***** EXTRAIT DE PAGE *****

A. Une obligation inscrite dans la phase de consultation préalable
L’arrêt souligne que l’obligation de transmission de l’information à l’autorité publique est prévue à l’article 2 de la directive 98/59, qui figure dans la section intitulée « Information et consultation ». Elle se situe donc en amont de la procédure formelle de licenciement collectif régie par la section III. À ce moment, les licenciements ne sont qu’« envisagés » et les consultations avec les représentants du personnel visent précisément, selon les termes de la directive, « d’éviter des résiliations de contrats de travail ou d’en réduire le nombre ainsi que d’en atténuer les conséquences ».
La Cour relève que les informations communiquées à ce stade sont par nature évolutives. Elles sont destinées à permettre aux représentants du personnel de « formuler des propositions constructives » et peuvent être ajustées tout au long des discussions. La transmission d’une copie de ces informations initiales à l’autorité publique ne lui donne donc qu’une image provisoire et incomplète de la situation. Cette temporalité justifie que l’on ne puisse attacher à cette simple transmission les mêmes effets qu’à la notification formelle du projet de licenciement.
B. Un rôle purement informatif et préparatoire de l’autorité publique
La Cour établit une distinction fondamentale entre la réception de la copie de la communication, qui n’assigne aucun rôle actif à l’autorité publique, et la notification du projet de licenciement prévue à l’article 3. C’est cette dernière notification qui déclenche un délai et l’obligation pour l’autorité de « chercher des solutions aux problèmes posés par les licenciements collectifs ». Au stade antérieur de la simple transmission, l’autorité n’est qu’une destinataire passive.
L’objectif de cette transmission précoce est donc, selon la Cour, purement informatif et préparatoire. Elle permet à l’autorité « d’anticiper autant que faire se peut les conséquences négatives de licenciements collectifs envisagés afin de pouvoir chercher efficacement des solutions aux problèmes posés par ces licenciements lorsqu’ils lui seront notifiés ». Cette finalité, confirmée par la genèse de la directive originelle de 1975, est orientée vers la gestion future du marché du travail et non vers une intervention dans la situation individuelle des salariés concernés par le projet.
II. La portée circonscrite de la protection accordée aux travailleurs
En définissant la finalité de l’obligation, la Cour de justice en détermine logiquement la portée, qui se révèle être de nature exclusivement collective. Cette interprétation consacre une protection collective (A) et exclut par conséquent que la violation de cette obligation procédurale puisse être sanctionnée par la nullité du licenciement individuel (B).

***** DONNÉES AFFICHÉES *****

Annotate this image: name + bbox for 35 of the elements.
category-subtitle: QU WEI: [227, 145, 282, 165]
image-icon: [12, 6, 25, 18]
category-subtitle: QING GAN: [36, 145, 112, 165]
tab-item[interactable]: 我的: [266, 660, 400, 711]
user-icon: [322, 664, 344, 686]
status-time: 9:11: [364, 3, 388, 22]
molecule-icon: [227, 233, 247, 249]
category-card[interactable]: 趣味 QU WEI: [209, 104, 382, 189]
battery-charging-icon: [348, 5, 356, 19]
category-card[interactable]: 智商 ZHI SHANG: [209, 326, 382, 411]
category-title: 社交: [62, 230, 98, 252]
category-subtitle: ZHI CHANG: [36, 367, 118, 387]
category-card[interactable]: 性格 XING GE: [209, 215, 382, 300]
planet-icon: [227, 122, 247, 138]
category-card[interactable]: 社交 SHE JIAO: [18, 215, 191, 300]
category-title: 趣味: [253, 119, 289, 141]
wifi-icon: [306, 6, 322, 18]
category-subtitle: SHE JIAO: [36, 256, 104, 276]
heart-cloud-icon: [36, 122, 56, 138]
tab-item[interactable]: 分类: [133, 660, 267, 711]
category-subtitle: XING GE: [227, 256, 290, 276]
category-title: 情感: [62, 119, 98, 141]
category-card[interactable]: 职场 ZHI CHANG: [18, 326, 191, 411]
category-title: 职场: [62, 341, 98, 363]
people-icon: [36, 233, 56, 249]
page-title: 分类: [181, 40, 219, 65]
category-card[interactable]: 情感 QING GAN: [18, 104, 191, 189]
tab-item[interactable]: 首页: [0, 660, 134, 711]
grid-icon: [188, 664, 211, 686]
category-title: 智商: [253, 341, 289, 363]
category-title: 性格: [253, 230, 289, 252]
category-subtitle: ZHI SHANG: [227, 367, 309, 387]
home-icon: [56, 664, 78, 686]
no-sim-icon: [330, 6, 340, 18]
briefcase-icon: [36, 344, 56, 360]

*****
***** DONNÉES AFFICHÉES *****

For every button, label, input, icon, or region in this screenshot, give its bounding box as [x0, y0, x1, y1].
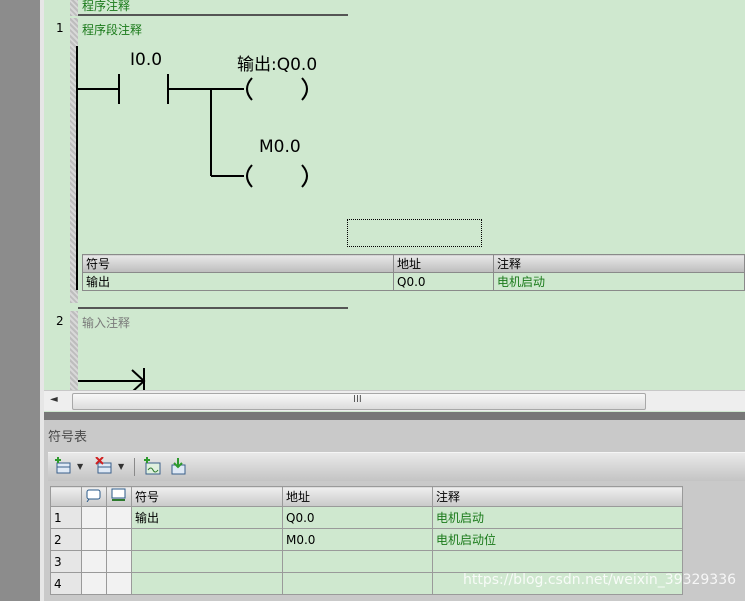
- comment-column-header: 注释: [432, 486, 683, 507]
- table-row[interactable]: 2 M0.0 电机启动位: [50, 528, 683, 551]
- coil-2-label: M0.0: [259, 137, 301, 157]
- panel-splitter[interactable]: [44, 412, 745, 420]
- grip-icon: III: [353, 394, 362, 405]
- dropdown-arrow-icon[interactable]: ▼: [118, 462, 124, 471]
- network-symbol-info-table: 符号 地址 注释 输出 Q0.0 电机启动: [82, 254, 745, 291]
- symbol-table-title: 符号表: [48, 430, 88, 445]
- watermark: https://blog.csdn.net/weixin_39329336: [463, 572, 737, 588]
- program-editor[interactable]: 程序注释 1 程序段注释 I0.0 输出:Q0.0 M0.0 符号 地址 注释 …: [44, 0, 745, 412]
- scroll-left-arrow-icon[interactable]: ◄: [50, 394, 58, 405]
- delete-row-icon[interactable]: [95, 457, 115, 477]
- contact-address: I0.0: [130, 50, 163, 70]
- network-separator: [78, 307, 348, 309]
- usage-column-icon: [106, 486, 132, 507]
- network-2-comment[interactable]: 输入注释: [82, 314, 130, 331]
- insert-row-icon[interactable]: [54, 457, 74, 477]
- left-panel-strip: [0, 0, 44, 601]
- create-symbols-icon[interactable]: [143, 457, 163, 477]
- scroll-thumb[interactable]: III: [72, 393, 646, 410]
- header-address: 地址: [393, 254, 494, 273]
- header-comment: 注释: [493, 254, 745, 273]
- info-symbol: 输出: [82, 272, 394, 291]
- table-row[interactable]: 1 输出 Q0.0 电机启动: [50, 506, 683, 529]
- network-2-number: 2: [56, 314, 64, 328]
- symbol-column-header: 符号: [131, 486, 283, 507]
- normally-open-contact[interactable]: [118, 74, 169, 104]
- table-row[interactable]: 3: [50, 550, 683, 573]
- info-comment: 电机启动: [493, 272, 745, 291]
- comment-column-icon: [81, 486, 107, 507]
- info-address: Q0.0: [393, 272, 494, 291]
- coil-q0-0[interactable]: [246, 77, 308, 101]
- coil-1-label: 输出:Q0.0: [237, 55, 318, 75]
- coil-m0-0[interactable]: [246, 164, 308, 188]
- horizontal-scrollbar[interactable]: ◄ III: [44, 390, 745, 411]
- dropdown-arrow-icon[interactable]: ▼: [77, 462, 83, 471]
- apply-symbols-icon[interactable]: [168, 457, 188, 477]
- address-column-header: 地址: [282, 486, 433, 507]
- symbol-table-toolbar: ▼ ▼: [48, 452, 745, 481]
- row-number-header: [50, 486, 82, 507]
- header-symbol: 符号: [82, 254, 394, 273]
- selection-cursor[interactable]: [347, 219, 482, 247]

*****

» DÉFI
Rédigez la suite du commentaire juridique sur l'information de l'autorité publique en cas de licenciement collectif, en reprenant juste après sa dernière phrase.

» RÉPONSE ATTENDUE
A. La consécration d’une protection de nature collective
L’apport principal de l’arrêt est de qualifier la nature de la protection conférée par la disposition litigieuse. Puisque l’action de l’autorité publique à ce stade « n’a pas vocation […] à traiter la situation individuelle de chacun des travailleurs mais vise à appréhender de manière globale les licenciements collectifs envisagés », la protection qui en découle ne peut être qu’indirecte et collective. La Cour énonce ainsi clairement que « l’article 2, paragraphe 3, second alinéa, de cette directive confère aux travailleurs une protection collective et non individuelle ».
Cette solution est cohérente avec la jurisprudence antérieure qui considère que le droit à l’information et à la consultation est conçu au bénéfice des travailleurs en tant que collectivité. La transmission de l’information à l’autorité publique s’inscrit dans cette même logique : elle a pour objet de permettre une gestion macroéconomique des conséquences sociales d’une restructuration, et non de créer un droit subjectif pour chaque salarié.
B. L’exclusion implicite de la nullité du licenciement comme sanction
Bien que la Cour ne se prononce pas directement sur la sanction applicable en droit national, sa réponse en dessine les contours de manière certaine. En jugeant que la disposition ne vise pas à conférer une protection individuelle, elle prive la juridiction de renvoi du fondement qui, en droit allemand, lui aurait permis de prononcer la nullité du licenciement. Le principe d’effectivité n’impose pas une sanction aussi radicale pour une règle dont la finalité est administrative et préparatoire.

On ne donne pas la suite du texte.